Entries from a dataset
--
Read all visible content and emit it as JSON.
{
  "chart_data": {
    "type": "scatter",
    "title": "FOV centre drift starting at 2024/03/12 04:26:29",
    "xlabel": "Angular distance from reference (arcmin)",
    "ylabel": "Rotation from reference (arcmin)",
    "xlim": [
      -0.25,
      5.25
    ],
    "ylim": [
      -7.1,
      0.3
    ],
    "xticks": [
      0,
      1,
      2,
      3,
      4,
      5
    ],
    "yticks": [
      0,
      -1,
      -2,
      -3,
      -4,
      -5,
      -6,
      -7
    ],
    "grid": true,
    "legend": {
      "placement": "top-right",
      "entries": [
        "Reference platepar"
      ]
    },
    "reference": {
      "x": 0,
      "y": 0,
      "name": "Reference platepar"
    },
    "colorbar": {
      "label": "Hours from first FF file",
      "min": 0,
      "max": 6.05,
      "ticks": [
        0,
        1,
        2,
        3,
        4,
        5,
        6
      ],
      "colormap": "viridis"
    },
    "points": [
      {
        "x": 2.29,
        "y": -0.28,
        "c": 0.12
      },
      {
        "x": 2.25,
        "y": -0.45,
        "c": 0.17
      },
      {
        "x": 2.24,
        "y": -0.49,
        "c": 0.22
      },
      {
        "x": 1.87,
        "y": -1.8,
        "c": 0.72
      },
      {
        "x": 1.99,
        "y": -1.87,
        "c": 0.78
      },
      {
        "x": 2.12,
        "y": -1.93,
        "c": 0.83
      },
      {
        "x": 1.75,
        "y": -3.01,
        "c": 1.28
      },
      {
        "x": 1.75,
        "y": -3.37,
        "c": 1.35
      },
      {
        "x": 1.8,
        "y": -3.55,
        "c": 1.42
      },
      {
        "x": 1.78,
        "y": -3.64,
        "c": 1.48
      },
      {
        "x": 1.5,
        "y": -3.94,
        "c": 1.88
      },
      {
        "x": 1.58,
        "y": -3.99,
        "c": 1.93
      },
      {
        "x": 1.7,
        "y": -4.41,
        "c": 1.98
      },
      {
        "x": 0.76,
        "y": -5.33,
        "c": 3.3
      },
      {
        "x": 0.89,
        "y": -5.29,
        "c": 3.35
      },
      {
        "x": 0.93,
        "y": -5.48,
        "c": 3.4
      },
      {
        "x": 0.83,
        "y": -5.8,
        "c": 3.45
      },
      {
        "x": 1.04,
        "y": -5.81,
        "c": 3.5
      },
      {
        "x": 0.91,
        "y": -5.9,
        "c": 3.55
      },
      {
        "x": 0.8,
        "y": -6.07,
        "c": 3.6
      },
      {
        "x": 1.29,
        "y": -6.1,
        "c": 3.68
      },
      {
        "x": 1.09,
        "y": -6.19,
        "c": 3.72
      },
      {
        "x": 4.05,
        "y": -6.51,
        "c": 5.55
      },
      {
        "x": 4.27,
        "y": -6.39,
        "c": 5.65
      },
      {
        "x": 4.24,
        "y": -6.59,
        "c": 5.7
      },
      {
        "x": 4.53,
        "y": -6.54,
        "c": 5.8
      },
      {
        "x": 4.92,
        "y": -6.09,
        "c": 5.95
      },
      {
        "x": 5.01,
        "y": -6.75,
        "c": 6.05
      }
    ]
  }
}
--
**BRIEF**
Please quote the records above exactly, without skipping a line.

**REPLY TO THE EXERCISE**
Read all visible content and emit it as JSON.
{
  "chart_data": {
    "type": "scatter",
    "title": "FOV centre drift starting at 2024/03/12 04:26:29",
    "xlabel": "Angular distance from reference (arcmin)",
    "ylabel": "Rotation from reference (arcmin)",
    "xlim": [
      -0.25,
      5.25
    ],
    "ylim": [
      -7.1,
      0.3
    ],
    "xticks": [
      0,
      1,
      2,
      3,
      4,
      5
    ],
    "yticks": [
      0,
      -1,
      -2,
      -3,
      -4,
      -5,
      -6,
      -7
    ],
    "grid": true,
    "legend": {
      "placement": "top-right",
      "entries": [
        "Reference platepar"
      ]
    },
    "reference": {
      "x": 0,
      "y": 0,
      "name": "Reference platepar"
    },
    "colorbar": {
      "label": "Hours from first FF file",
      "min": 0,
      "max": 6.05,
      "ticks": [
        0,
        1,
        2,
        3,
        4,
        5,
        6
      ],
      "colormap": "viridis"
    },
    "points": [
      {
        "x": 2.29,
        "y": -0.28,
        "c": 0.12
      },
      {
        "x": 2.25,
        "y": -0.45,
        "c": 0.17
      },
      {
        "x": 2.24,
        "y": -0.49,
        "c": 0.22
      },
      {
        "x": 1.87,
        "y": -1.8,
        "c": 0.72
      },
      {
        "x": 1.99,
        "y": -1.87,
        "c": 0.78
      },
      {
        "x": 2.12,
        "y": -1.93,
        "c": 0.83
      },
      {
        "x": 1.75,
        "y": -3.01,
        "c": 1.28
      },
      {
        "x": 1.75,
        "y": -3.37,
        "c": 1.35
      },
      {
        "x": 1.8,
        "y": -3.55,
        "c": 1.42
      },
      {
        "x": 1.78,
        "y": -3.64,
        "c": 1.48
      },
      {
        "x": 1.5,
        "y": -3.94,
        "c": 1.88
      },
      {
        "x": 1.58,
        "y": -3.99,
        "c": 1.93
      },
      {
        "x": 1.7,
        "y": -4.41,
        "c": 1.98
      },
      {
        "x": 0.76,
        "y": -5.33,
        "c": 3.3
      },
      {
        "x": 0.89,
        "y": -5.29,
        "c": 3.35
      },
      {
        "x": 0.93,
        "y": -5.48,
        "c": 3.4
      },
      {
        "x": 0.83,
        "y": -5.8,
        "c": 3.45
      },
      {
        "x": 1.04,
        "y": -5.81,
        "c": 3.5
      },
      {
        "x": 0.91,
        "y": -5.9,
        "c": 3.55
      },
      {
        "x": 0.8,
        "y": -6.07,
        "c": 3.6
      },
      {
        "x": 1.29,
        "y": -6.1,
        "c": 3.68
      },
      {
        "x": 1.09,
        "y": -6.19,
        "c": 3.72
      },
      {
        "x": 4.05,
        "y": -6.51,
        "c": 5.55
      },
      {
        "x": 4.27,
        "y": -6.39,
        "c": 5.65
      },
      {
        "x": 4.24,
        "y": -6.59,
        "c": 5.7
      },
      {
        "x": 4.53,
        "y": -6.54,
        "c": 5.8
      },
      {
        "x": 4.92,
        "y": -6.09,
        "c": 5.95
      },
      {
        "x": 5.01,
        "y": -6.75,
        "c": 6.05
      }
    ]
  }
}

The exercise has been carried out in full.